Locate every line below that contains the word "this" and copy it.

Extracted records start

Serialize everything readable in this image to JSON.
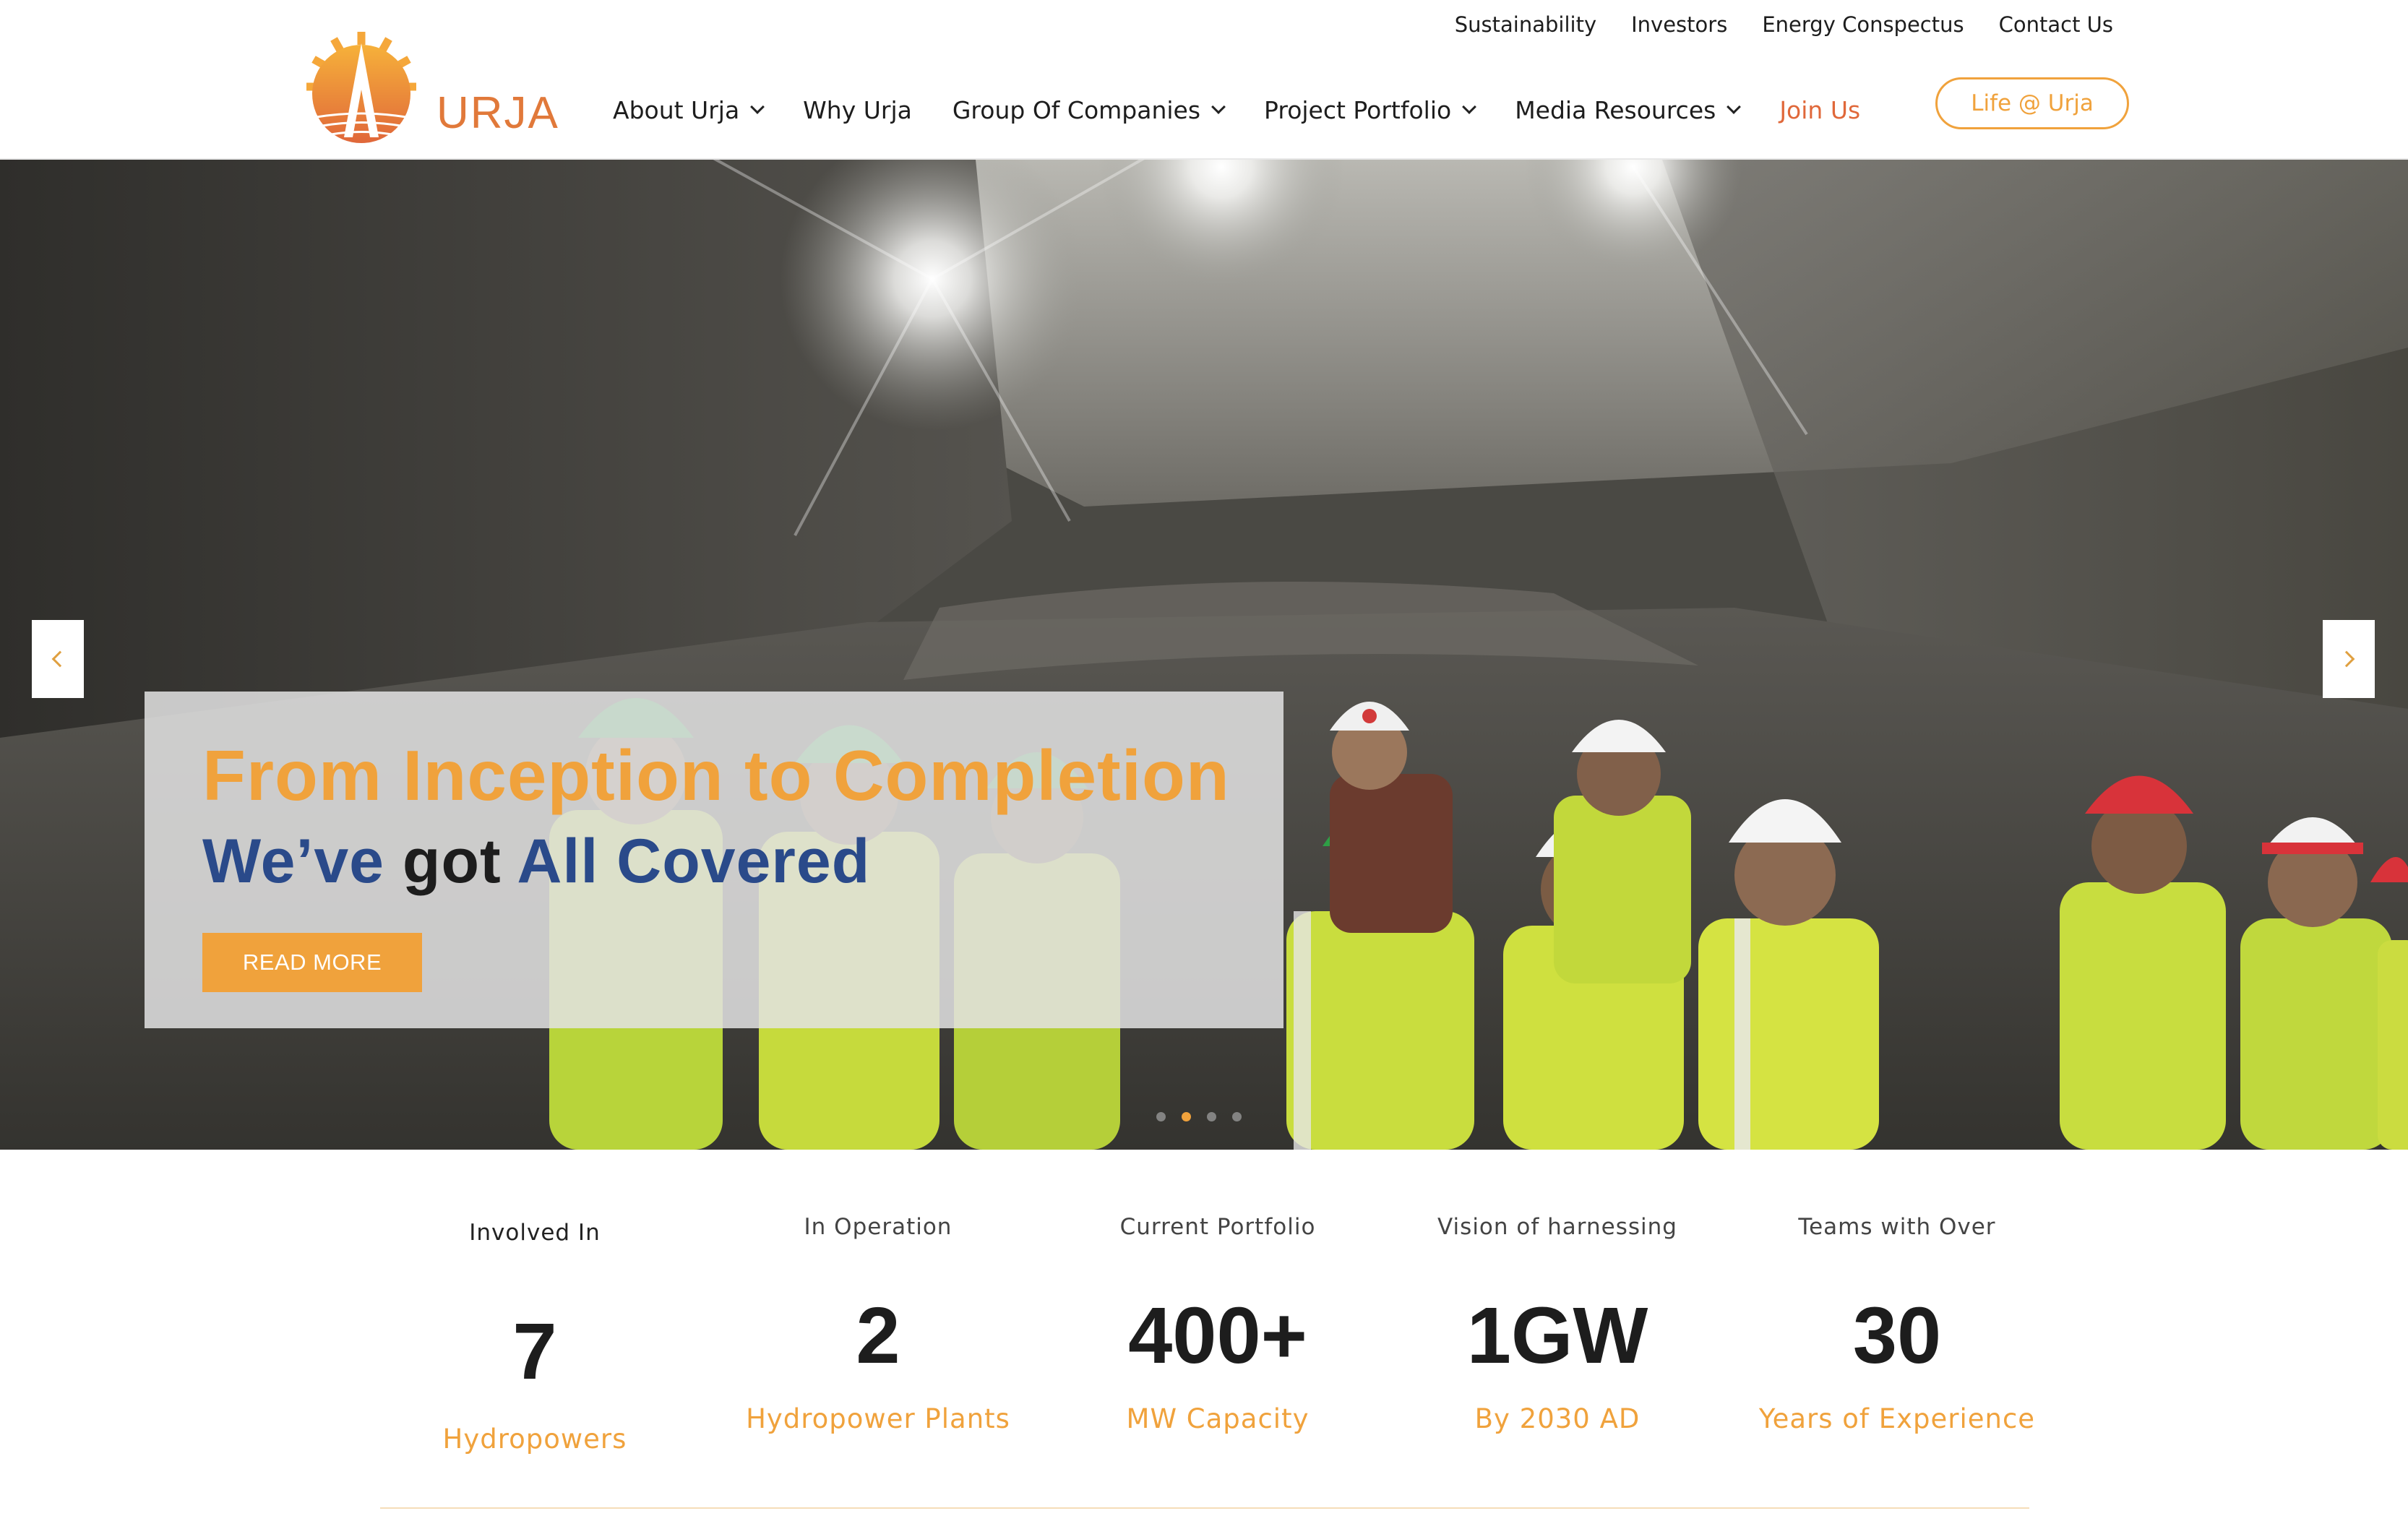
{
  "brand": {
    "name": "URJA"
  },
  "utility_nav": [
    "Sustainability",
    "Investors",
    "Energy Conspectus",
    "Contact Us"
  ],
  "main_nav": [
    {
      "label": "About Urja",
      "dropdown": true
    },
    {
      "label": "Why Urja",
      "dropdown": false
    },
    {
      "label": "Group Of Companies",
      "dropdown": true
    },
    {
      "label": "Project Portfolio",
      "dropdown": true
    },
    {
      "label": "Media Resources",
      "dropdown": true
    },
    {
      "label": "Join Us",
      "dropdown": false
    }
  ],
  "life_button": "Life @ Urja",
  "hero": {
    "headline": "From Inception to Completion",
    "tagline_part1": "We’ve",
    "tagline_part2": "got",
    "tagline_part3": "All Covered",
    "cta": "READ MORE",
    "slide_count": 4,
    "active_slide": 2
  },
  "stats": [
    {
      "label": "Involved In",
      "value": "7",
      "sub": "Hydropowers"
    },
    {
      "label": "In Operation",
      "value": "2",
      "sub": "Hydropower Plants"
    },
    {
      "label": "Current Portfolio",
      "value": "400+",
      "sub": "MW Capacity"
    },
    {
      "label": "Vision of harnessing",
      "value": "1GW",
      "sub": "By 2030 AD"
    },
    {
      "label": "Teams with Over",
      "value": "30",
      "sub": "Years of Experience"
    }
  ],
  "colors": {
    "accent_orange": "#f0a23c",
    "logo_orange": "#e1793a",
    "join_us": "#e0683a",
    "tagline_blue": "#2a4a8a",
    "text_dark": "#1d1d1d"
  },
  "icons": [
    "urja-logo-icon",
    "chevron-down-icon",
    "chevron-left-icon",
    "chevron-right-icon"
  ]
}
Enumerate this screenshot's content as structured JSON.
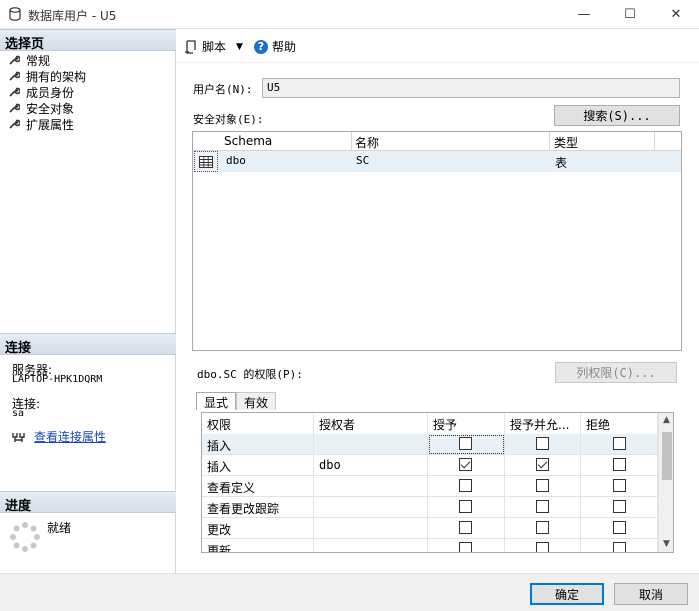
{
  "window": {
    "title": "数据库用户 - U5",
    "minimize": "—",
    "maximize": "☐",
    "close": "✕"
  },
  "left_panel": {
    "select_page_header": "选择页",
    "pages": [
      {
        "label": "常规"
      },
      {
        "label": "拥有的架构"
      },
      {
        "label": "成员身份"
      },
      {
        "label": "安全对象"
      },
      {
        "label": "扩展属性"
      }
    ],
    "connection_header": "连接",
    "server_label": "服务器:",
    "server_value": "LAPTOP-HPK1DQRM",
    "connection_label": "连接:",
    "connection_value": "sa",
    "view_connection_properties": "查看连接属性",
    "progress_header": "进度",
    "progress_status": "就绪"
  },
  "toolbar": {
    "script_label": "脚本",
    "help_label": "帮助"
  },
  "form": {
    "username_label": "用户名(N):",
    "username_value": "U5",
    "securables_label": "安全对象(E):",
    "search_button": "搜索(S)..."
  },
  "securables_grid": {
    "columns": [
      "Schema",
      "名称",
      "类型"
    ],
    "rows": [
      {
        "schema": "dbo",
        "name": "SC",
        "type": "表"
      }
    ]
  },
  "permissions": {
    "label": "dbo.SC 的权限(P):",
    "column_permissions_button": "列权限(C)...",
    "tabs": [
      {
        "label": "显式",
        "active": true
      },
      {
        "label": "有效",
        "active": false
      }
    ],
    "columns": [
      "权限",
      "授权者",
      "授予",
      "授予并允...",
      "拒绝"
    ],
    "rows": [
      {
        "permission": "插入",
        "grantor": "",
        "grant": false,
        "with_grant": false,
        "deny": false
      },
      {
        "permission": "插入",
        "grantor": "dbo",
        "grant": true,
        "with_grant": true,
        "deny": false
      },
      {
        "permission": "查看定义",
        "grantor": "",
        "grant": false,
        "with_grant": false,
        "deny": false
      },
      {
        "permission": "查看更改跟踪",
        "grantor": "",
        "grant": false,
        "with_grant": false,
        "deny": false
      },
      {
        "permission": "更改",
        "grantor": "",
        "grant": false,
        "with_grant": false,
        "deny": false
      },
      {
        "permission": "更新",
        "grantor": "",
        "grant": false,
        "with_grant": false,
        "deny": false
      }
    ]
  },
  "footer": {
    "ok_button": "确定",
    "cancel_button": "取消"
  }
}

Extracted records end

— Answer —
Serialize everything readable in this image to JSON.
Enumerate this screenshot's content as structured JSON.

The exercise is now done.